=== Written problem 1 ===
In the GCC patch email, which problem report kept the author from proceeding with this change the previous November?

=== Source ===
· · ·

This is the mail archive of the
gcc-patches@gcc.gnu.org
mailing list for the GCC project.
[PATCH] MIPS16/GCC: Emit bounds checking as RTL in `casesi'
- From: "Maciej W. Rozycki" <macro at imgtec dot com>
- To: Catherine Moore <clm at codesourcery dot com>, Matthew Fortune <Matthew dot Fortune at imgtec dot com>
- Cc: Peter Bergner <bergner at vnet dot ibm dot com>, <gcc-patches at gcc dot gnu dot org>
- Date: Wed, 7 Jun 2017 08:37:32 +0100
- Subject: [PATCH] MIPS16/GCC: Emit bounds checking as RTL in `casesi'
- Authentication-results: sourceware.org; auth=none
Hi,
Further to my changes made last November here is an update to the MIPS16
`casesi' pattern making it emit bounds checking as RTL rather than having
it as hardcoded assembly within the `casesi_internal_mips16_<mode>'
dispatcher. See below for how PR tree-optimization/51513 has prevented me
from proceeding back then.
This new arrangement has several advantages:
1. There is no hardcoded BTEQZ branch instruction that has a limited span
and can overflow causing an assembly failure if the target label is too
distant. GCC is able to relax out of range MIPS16 branches these days,
but obviously they have to be expressed in RTL rather than buried in
assembly code. This overflow can be easily reproduced; please enquire
for a boring example if interested.
2. The `casesi_internal_mips16_<mode>' pattern now has an accurate length
(aka instruction count) recorded as all its remaining emitted assembly
instructions are known in advance to fit in their regular (16-bit)

· · ·

=== Materials provided ===

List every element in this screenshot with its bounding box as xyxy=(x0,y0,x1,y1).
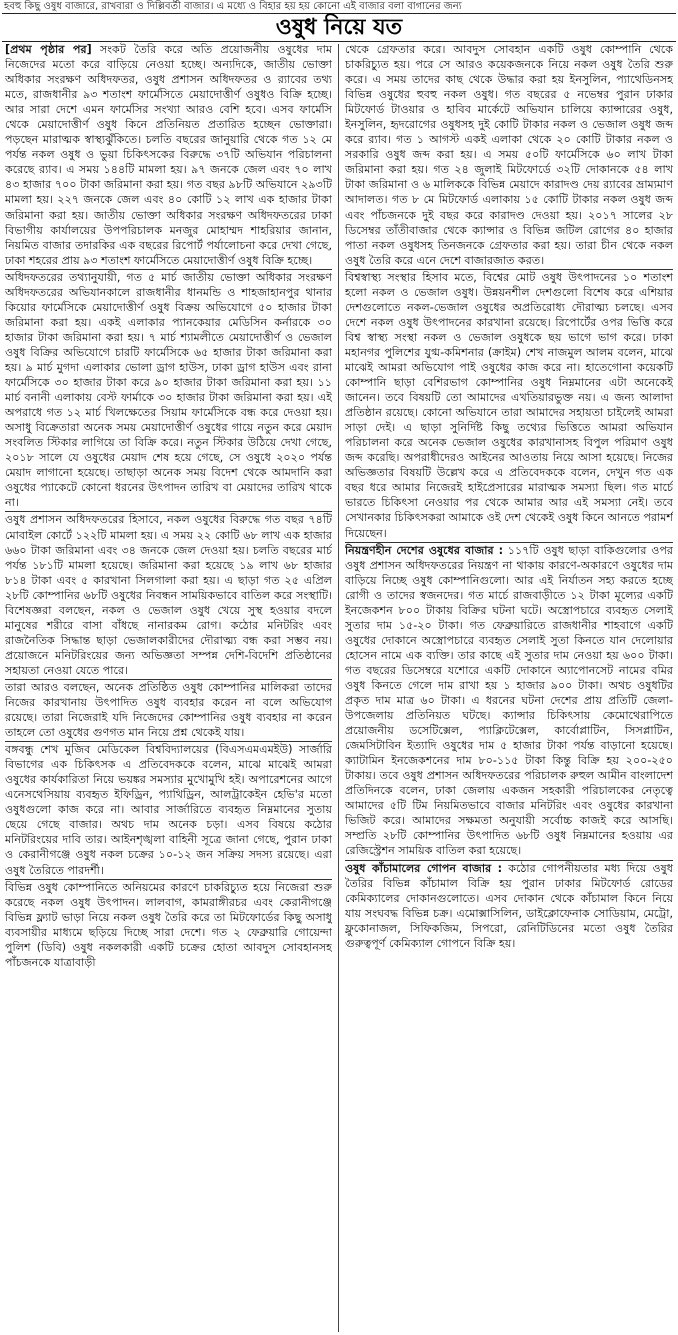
paragraph-lead: [প্রথম পৃষ্ঠার পর] xyxy=(5,43,92,56)
paragraph xyxy=(345,269,673,541)
paragraph xyxy=(5,679,332,740)
paragraph-text: বঙ্গবন্ধু শেখ মুজিব মেডিকেল বিশ্ববিদ্যালয়ের (বিএসএমএমইউ) সার্জারি বিভাগের এক চিকিৎসক এ প্রতিবেদককে বলেন, মাঝে মাঝেই আমরা ওষুধের কার্যকারিতা নিয়ে ভয়ঙ্কর সমস্যার মুখোমুখি হই। অপারেশনের আগে এনেসথেসিয়ায় ব্যবহৃত ইফিড্রিন, প্যাথিড্রিন, আলট্রাকেইন হেভি'র মতো ওষুধগুলো কাজ করে না। আবার সার্জারিতে ব্যবহৃত নিম্নমানের সুতায় ছেয়ে গেছে বাজার। অথচ দাম অনেক চড়া। এসব বিষয়ে কঠোর মনিটরিংয়ের দাবি তার। আইনশৃঙ্খলা বাহিনী সূত্রে জানা গেছে, পুরান ঢাকা ও কেরানীগঞ্জে ওষুধ নকল চক্রের ১০-১২ জন সক্রিয় সদস্য রয়েছে। এরা ওষুধ তৈরিতে পারদর্শী। xyxy=(5,743,332,877)
left-column xyxy=(5,42,332,1332)
article-body xyxy=(0,42,678,1332)
paragraph-text: থেকে গ্রেফতার করে। আবদুস সোবহান একটি ওষুধ কোম্পানি থেকে চাকরিচ্যুত হয়। পরে সে আরও কয়েকজনকে নিয়ে নকল ওষুধ তৈরি শুরু করে। এ সময় তাদের কাছ থেকে উদ্ধার করা হয় ইনসুলিন, প্যাথেডিনসহ বিভিন্ন ওষুধের হুবহু নকল ওষুধ। গত বছরের ৫ নভেম্বর পুরান ঢাকার মিটফোর্ড টাওয়ার ও হাবিব মার্কেটে অভিযান চালিয়ে ক্যান্সারের ওষুধ, ইনসুলিন, হৃদরোগের ওষুধসহ দুই কোটি টাকার নকল ও ভেজাল ওষুধ জব্দ করে র‍্যাব। গত ১ আগস্ট একই এলাকা থেকে ২০ কোটি টাকার নকল ও সরকারি ওষুধ জব্দ করা হয়। এ সময় ৫০টি ফার্মেসিকে ৬০ লাখ টাকা জরিমানা করা হয়। গত ২৪ জুলাই মিটফোর্ডে ৩২টি দোকানকে ৫৪ লাখ টাকা জরিমানা ও ৬ মালিককে বিভিন্ন মেয়াদে কারাদণ্ড দেয় র‍্যাবের ভ্রাম্যমাণ আদালত। গত ৮ মে মিটফোর্ড এলাকায় ১৫ কোটি টাকার নকল ওষুধ জব্দ এবং পাঁচজনকে দুই বছর করে কারাদণ্ড দেওয়া হয়। ২০১৭ সালের ২৮ ডিসেম্বর তাঁতীবাজার থেকে ক্যান্সার ও বিভিন্ন জটিল রোগের ৪০ হাজার পাতা নকল ওষুধসহ তিনজনকে গ্রেফতার করা হয়। তারা চীন থেকে নকল ওষুধ তৈরি করে এনে দেশে বাজারজাত করত। xyxy=(345,43,673,267)
article-headline: ওষুধ নিয়ে যত xyxy=(275,14,403,40)
paragraph-text: বিশ্বস্বাস্থ্য সংস্থার হিসাব মতে, বিশ্বের মোট ওষুধ উৎপাদনের ১০ শতাংশ হলো নকল ও ভেজাল ওষুধ। উন্নয়নশীল দেশগুলো বিশেষ করে এশিয়ার দেশগুলোতে নকল-ভেজাল ওষুধের অপ্রতিরোধ্য দৌরাত্ম্য চলছে। এসব দেশে নকল ওষুধ উৎপাদনের কারখানা রয়েছে। রিপোর্টের ওপর ভিত্তি করে বিশ্ব স্বাস্থ্য সংস্থা নকল ও ভেজাল ওষুধকে ছয় ভাগে ভাগ করে। ঢাকা মহানগর পুলিশের যুগ্ম-কমিশনার (ক্রাইম) শেখ নাজমুল আলম বলেন, মাঝে মাঝেই আমরা অভিযোগ পাই ওষুধের কাজ করে না। হাতেগোনা কয়েকটি কোম্পানি ছাড়া বেশিরভাগ কোম্পানির ওষুধ নিম্নমানের এটা অনেকেই জানেন। তবে বিষয়টি তো আমাদের এখতিয়ারভুক্ত নয়। এ জন্য আলাদা প্রতিষ্ঠান রয়েছে। কোনো অভিযানে তারা আমাদের সহায়তা চাইলেই আমরা সাড়া দেই। এ ছাড়া সুনির্দিষ্ট কিছু তথ্যের ভিত্তিতে আমরা অভিযান পরিচালনা করে অনেক ভেজাল ওষুধের কারখানাসহ বিপুল পরিমাণ ওষুধ জব্দ করেছি। অপরাধীদেরও আইনের আওতায় নিয়ে আসা হয়েছে। নিজের অভিজ্ঞতার বিষয়টি উল্লেখ করে এ প্রতিবেদককে বলেন, দেখুন গত এক বছর ধরে আমার নিজেরই হাইপ্রেসারের মারাত্মক সমস্যা ছিল। গত মার্চে ভারতে চিকিৎসা নেওয়ার পর থেকে আমার আর এই সমস্যা নেই। তবে সেখানকার চিকিৎসকরা আমাকে ওই দেশ থেকেই ওষুধ কিনে আনতে পরামর্শ দিয়েছেন। xyxy=(345,270,673,540)
section-heading: ওষুধ কাঁচামালের গোপন বাজার : xyxy=(345,861,503,875)
paragraph xyxy=(345,42,673,268)
paragraph xyxy=(5,879,332,970)
paragraph-text: ওষুধ প্রশাসন অধিদফতরের হিসাবে, নকল ওষুধের বিরুদ্ধে গত বছর ৭৪টি মোবাইল কোর্টে ১২২টি মামলা হয়। এ সময় ২২ কোটি ৬৮ লাখ এক হাজার ৬৬০ টাকা জরিমানা এবং ৩৪ জনকে জেল দেওয়া হয়। চলতি বছরের মার্চ পর্যন্ত ১৮১টি মামলা হয়েছে। জরিমানা করা হয়েছে ১৯ লাখ ৬৮ হাজার ৮১৪ টাকা এবং ৫ কারখানা সিলগালা করা হয়। এ ছাড়া গত ২৫ এপ্রিল ২৮টি কোম্পানির ৬৮টি ওষুধের নিবন্ধন সাময়িকভাবে বাতিল করে সংস্থাটি। বিশেষজ্ঞরা বলছেন, নকল ও ভেজাল ওষুধ খেয়ে সুস্থ হওয়ার বদলে মানুষের শরীরে বাসা বাঁধছে নানারকম রোগ। কঠোর মনিটরিং এবং রাজনৈতিক সিদ্ধান্ত ছাড়া ভেজালকারীদের দৌরাত্ম্য বন্ধ করা সম্ভব নয়। প্রয়োজনে মনিটরিংয়ের জন্য অভিজ্ঞতা সম্পন্ন দেশি-বিদেশি প্রতিষ্ঠানের সহায়তা নেওয়া যেতে পারে। xyxy=(5,513,332,677)
paragraph xyxy=(5,511,332,678)
paragraph xyxy=(5,741,332,877)
paragraph xyxy=(5,269,332,511)
paragraph-text: তারা আরও বলছেন, অনেক প্রতিষ্ঠিত ওষুধ কোম্পানির মালিকরা তাদের নিজের কারখানায় উৎপাদিত ওষুধ ব্যবহার করেন না বলে অভিযোগ রয়েছে। তারা নিজেরাই যদি নিজেদের কোম্পানির ওষুধ ব্যবহার না করেন তাহলে তো ওষুধের গুণগত মান নিয়ে প্রশ্ন থেকেই যায়। xyxy=(5,680,332,740)
paragraph-text: ১১৭টি ওষুধ ছাড়া বাকিগুলোর ওপর ওষুধ প্রশাসন অধিদফতরের নিয়ন্ত্রণ না থাকায় কারণে-অকারণে ওষুধের দাম বাড়িয়ে নিচ্ছে ওষুধ কোম্পানিগুলো। আর এই নির্যাতন সহ্য করতে হচ্ছে রোগী ও তাদের স্বজনদের। গত মার্চে রাজবাড়ীতে ১২ টাকা মূল্যের একটি ইনজেকশন ৮০০ টাকায় বিক্রির ঘটনা ঘটে। অস্ত্রোপচারে ব্যবহৃত সেলাই সুতার দাম ১৫-২০ টাকা। গত ফেব্রুয়ারিতে রাজধানীর শাহবাগে একটি ওষুধের দোকানে অস্ত্রোপচারে ব্যবহৃত সেলাই সুতা কিনতে যান দেলোয়ার হোসেন নামে এক ব্যক্তি। তার কাছে এই সুতার দাম নেওয়া হয় ৬০০ টাকা। গত বছরের ডিসেম্বরে যশোরে একটি দোকানে অ্যাপোনসেট নামের বমির ওষুধ কিনতে গেলে দাম রাখা হয় ১ হাজার ৯০০ টাকা। অথচ ওষুধটির প্রকৃত দাম মাত্র ৬০ টাকা। এ ধরনের ঘটনা দেশের প্রায় প্রতিটি জেলা-উপজেলায় প্রতিনিয়ত ঘটছে। ক্যান্সার চিকিৎসায় কেমোথেরাপিতে প্রয়োজনীয় ডসেটিক্সেল, প্যাক্লিটেক্সেল, কার্বোপ্লাটিন, সিসপ্লাটিন, জেমসিটাবিন ইত্যাদি ওষুধের দাম ৫ হাজার টাকা পর্যন্ত বাড়ানো হয়েছে। ক্যাটামিন ইনজেকশনের দাম ৮০-১১৫ টাকা কিন্তু বিক্রি হয় ২০০-২৫০ টাকায়। তবে ওষুধ প্রশাসন অধিদফতরের পরিচালক রুহুল আমীন বাংলাদেশ প্রতিদিনকে বলেন, ঢাকা জেলায় একজন সহকারী পরিচালকের নেতৃত্বে আমাদের ৫টি টিম নিয়মিতভাবে বাজার মনিটরিং এবং ওষুধের কারখানা ভিজিট করে। আমাদের সক্ষমতা অনুযায়ী সর্বোচ্চ কাজই করে আসছি। সম্প্রতি ২৮টি কোম্পানির উৎপাদিত ৬৮টি ওষুধ নিম্নমানের হওয়ায় এর রেজিস্ট্রেশন সাময়িক বাতিল করা হয়েছে। xyxy=(345,543,673,858)
paragraph xyxy=(345,860,673,951)
paragraph-text: কঠোর গোপনীয়তার মধ্য দিয়ে ওষুধ তৈরির বিভিন্ন কাঁচামাল বিক্রি হয় পুরান ঢাকার মিটফোর্ড রোডের কেমিক্যালের দোকানগুলোতে। এসব দোকান থেকে কাঁচামাল কিনে নিয়ে যায় সংঘবদ্ধ বিভিন্ন চক্র। এমোক্সাসিলিন, ডাইক্লোফেনাক সোডিয়াম, মেট্রো, ফ্লুকোনাজল, সিফিকজিম, সিপরো, রেনিটিডিনের মতো ওষুধ তৈরির গুরুত্বপূর্ণ কেমিক্যাল গোপনে বিক্রি হয়। xyxy=(345,861,673,950)
paragraph-text: সংকট তৈরি করে অতি প্রয়োজনীয় ওষুধের দাম নিজেদের মতো করে বাড়িয়ে নেওয়া হচ্ছে। অন্যদিকে, জাতীয় ভোক্তা অধিকার সংরক্ষণ অধিদফতর, ওষুধ প্রশাসন অধিদফতর ও র‍্যাবের তথ্য মতে, রাজধানীর ৯৩ শতাংশ ফার্মেসিতে মেয়াদোত্তীর্ণ ওষুধও বিক্রি হচ্ছে। আর সারা দেশে এমন ফার্মেসির সংখ্যা আরও বেশি হবে। এসব ফার্মেসি থেকে মেয়াদোত্তীর্ণ ওষুধ কিনে প্রতিনিয়ত প্রতারিত হচ্ছেন ভোক্তারা। পড়ছেন মারাত্মক স্বাস্থ্যঝুঁকিতে। চলতি বছরের জানুয়ারি থেকে গত ১২ মে পর্যন্ত নকল ওষুধ ও ভুয়া চিকিৎসকের বিরুদ্ধে ৩৭টি অভিযান পরিচালনা করেছে র‍্যাব। এ সময় ১৪৪টি মামলা হয়। ৯৭ জনকে জেল এবং ৭০ লাখ ৪৩ হাজার ৭০০ টাকা জরিমানা করা হয়। গত বছর ৯৮টি অভিযানে ২৯৩টি মামলা হয়। ২২৭ জনকে জেল এবং ৪০ কোটি ১২ লাখ এক হাজার টাকা জরিমানা করা হয়। জাতীয় ভোক্তা অধিকার সংরক্ষণ অধিদফতরের ঢাকা বিভাগীয় কার্যালয়ের উপপরিচালক মনজুর মোহাম্মদ শাহরিয়ার জানান, নিয়মিত বাজার তদারকির এক বছরের রিপোর্ট পর্যালোচনা করে দেখা গেছে, ঢাকা শহরের প্রায় ৯৩ শতাংশ ফার্মেসিতে মেয়াদোত্তীর্ণ ওষুধ বিক্রি হচ্ছে। xyxy=(5,43,332,267)
right-column xyxy=(345,42,673,1332)
paragraph-text: বিভিন্ন ওষুধ কোম্পানিতে অনিয়মের কারণে চাকরিচ্যুত হয়ে নিজেরা শুরু করেছে নকল ওষুধ উৎপাদন। লালবাগ, কামরাঙ্গীরচর এবং কেরানীগঞ্জে বিভিন্ন ফ্ল্যাট ভাড়া নিয়ে নকল ওষুধ তৈরি করে তা মিটফোর্ডের কিছু অসাধু ব্যবসায়ীর মাধ্যমে ছড়িয়ে দিচ্ছে সারা দেশে। গত ২ ফেব্রুয়ারি গোয়েন্দা পুলিশ (ডিবি) ওষুধ নকলকারী একটি চক্রের হোতা আবদুস সোবহানসহ পাঁচজনকে যাত্রাবাড়ী xyxy=(5,880,332,969)
column-divider xyxy=(338,44,339,1332)
paragraph xyxy=(5,42,332,268)
paragraph-text: অধিদফতরের তথ্যানুযায়ী, গত ৫ মার্চ জাতীয় ভোক্তা অধিকার সংরক্ষণ অধিদফতরের অভিযানকালে রাজধানীর ধানমন্ডি ও শাহজাহানপুর থানার কিয়োর ফার্মেসিকে মেয়াদোত্তীর্ণ ওষুধ বিক্রয় অভিযোগে ৫০ হাজার টাকা জরিমানা করা হয়। একই এলাকার প্যানকেয়ার মেডিসিন কর্নারকে ৩০ হাজার টাকা জরিমানা করা হয়। ৭ মার্চ শ্যামলীতে মেয়াদোত্তীর্ণ ও ভেজাল ওষুধ বিক্রির অভিযোগে চারটি ফার্মেসিকে ৬৫ হাজার টাকা জরিমানা করা হয়। ৯ মার্চ মুগদা এলাকার ভোলা ড্রাগ হাউস, ঢাকা ড্রাগ হাউস এবং রানা ফার্মেসিকে ৩০ হাজার টাকা করে ৯০ হাজার টাকা জরিমানা করা হয়। ১১ মার্চ বনানী এলাকায় বেস্ট ফার্মাকে ৩০ হাজার টাকা জরিমানা করা হয়। এই অপরাধে গত ১২ মার্চ খিলক্ষেতের সিয়াম ফার্মেসিকে বন্ধ করে দেওয়া হয়। অসাধু বিক্রেতারা অনেক সময় মেয়াদোত্তীর্ণ ওষুধের গায়ে নতুন করে মেয়াদ সংবলিত স্টিকার লাগিয়ে তা বিক্রি করে। নতুন স্টিকার উঠিয়ে দেখা গেছে, ২০১৮ সালে যে ওষুধের মেয়াদ শেষ হয়ে গেছে, সে ওষুধে ২০২০ পর্যন্ত মেয়াদ লাগানো হয়েছে। তাছাড়া অনেক সময় বিদেশ থেকে আমদানি করা ওষুধের প্যাকেটে কোনো ধরনের উৎপাদন তারিখ বা মেয়াদের তারিখ থাকে না। xyxy=(5,270,332,510)
section-heading: নিয়ন্ত্রণহীন দেশের ওষুধের বাজার : xyxy=(345,543,504,557)
paragraph xyxy=(345,542,673,859)
top-strip-text: হবহু কিছু ওষুধ বাজারে, রাখবারা ও দিল্লিবর্তী বাজার। এ মধ্যে ও বিহার হয় হয় কোনো এই বাজার বলা বাগানের জন্য xyxy=(4,1,462,12)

· · ·

=== Written problem 2 ===
In the records, rewrite the lines starting at the one containing "paragraph-lead: [প্রথম পৃষ্ঠার" and ending at the one containing "paragraph xyxy=(5,679,332,740)", changing "paragraph-lead" to "paragraph-intro" and leaving everything else unchanged.

=== Exercise answer 1 ===
PR tree-optimization/51513

=== Exercise answer 2 ===
paragraph-intro: [প্রথম পৃষ্ঠার পর] xyxy=(5,43,92,56)
paragraph xyxy=(345,269,673,541)
paragraph xyxy=(5,679,332,740)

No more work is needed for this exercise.